SUPPLIED INFORMATION:
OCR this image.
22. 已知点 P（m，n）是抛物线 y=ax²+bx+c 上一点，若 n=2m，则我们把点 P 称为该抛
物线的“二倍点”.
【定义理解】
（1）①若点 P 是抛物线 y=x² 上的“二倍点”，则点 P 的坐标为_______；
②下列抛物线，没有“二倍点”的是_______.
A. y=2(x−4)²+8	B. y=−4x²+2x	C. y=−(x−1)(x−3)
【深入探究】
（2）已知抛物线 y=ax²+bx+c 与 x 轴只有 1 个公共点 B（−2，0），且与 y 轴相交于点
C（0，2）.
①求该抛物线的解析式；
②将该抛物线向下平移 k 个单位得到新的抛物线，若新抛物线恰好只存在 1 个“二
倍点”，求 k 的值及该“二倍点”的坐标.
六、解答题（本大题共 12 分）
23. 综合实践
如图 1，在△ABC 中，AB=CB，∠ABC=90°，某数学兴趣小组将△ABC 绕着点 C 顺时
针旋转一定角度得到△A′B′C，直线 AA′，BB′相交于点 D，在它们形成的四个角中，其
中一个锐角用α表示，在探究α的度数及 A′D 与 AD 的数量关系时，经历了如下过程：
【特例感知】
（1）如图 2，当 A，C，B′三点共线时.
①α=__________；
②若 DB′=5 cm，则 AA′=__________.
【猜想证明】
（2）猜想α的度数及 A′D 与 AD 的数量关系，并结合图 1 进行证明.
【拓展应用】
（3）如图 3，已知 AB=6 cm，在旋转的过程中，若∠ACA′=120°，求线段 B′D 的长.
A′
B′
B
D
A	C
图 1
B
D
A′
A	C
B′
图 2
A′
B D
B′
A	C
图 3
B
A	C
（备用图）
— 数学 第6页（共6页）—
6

PROBLEM TO WORK ON:
Set out the complete listing exactly as shown.

SOLUTION TO THE EXERCISE:
OCR this image.
22. 已知点 P（m，n）是抛物线 y=ax²+bx+c 上一点，若 n=2m，则我们把点 P 称为该抛
物线的“二倍点”.
【定义理解】
（1）①若点 P 是抛物线 y=x² 上的“二倍点”，则点 P 的坐标为_______；
②下列抛物线，没有“二倍点”的是_______.
A. y=2(x−4)²+8	B. y=−4x²+2x	C. y=−(x−1)(x−3)
【深入探究】
（2）已知抛物线 y=ax²+bx+c 与 x 轴只有 1 个公共点 B（−2，0），且与 y 轴相交于点
C（0，2）.
①求该抛物线的解析式；
②将该抛物线向下平移 k 个单位得到新的抛物线，若新抛物线恰好只存在 1 个“二
倍点”，求 k 的值及该“二倍点”的坐标.
六、解答题（本大题共 12 分）
23. 综合实践
如图 1，在△ABC 中，AB=CB，∠ABC=90°，某数学兴趣小组将△ABC 绕着点 C 顺时
针旋转一定角度得到△A′B′C，直线 AA′，BB′相交于点 D，在它们形成的四个角中，其
中一个锐角用α表示，在探究α的度数及 A′D 与 AD 的数量关系时，经历了如下过程：
【特例感知】
（1）如图 2，当 A，C，B′三点共线时.
①α=__________；
②若 DB′=5 cm，则 AA′=__________.
【猜想证明】
（2）猜想α的度数及 A′D 与 AD 的数量关系，并结合图 1 进行证明.
【拓展应用】
（3）如图 3，已知 AB=6 cm，在旋转的过程中，若∠ACA′=120°，求线段 B′D 的长.
A′
B′
B
D
A	C
图 1
B
D
A′
A	C
B′
图 2
A′
B D
B′
A	C
图 3
B
A	C
（备用图）
— 数学 第6页（共6页）—
6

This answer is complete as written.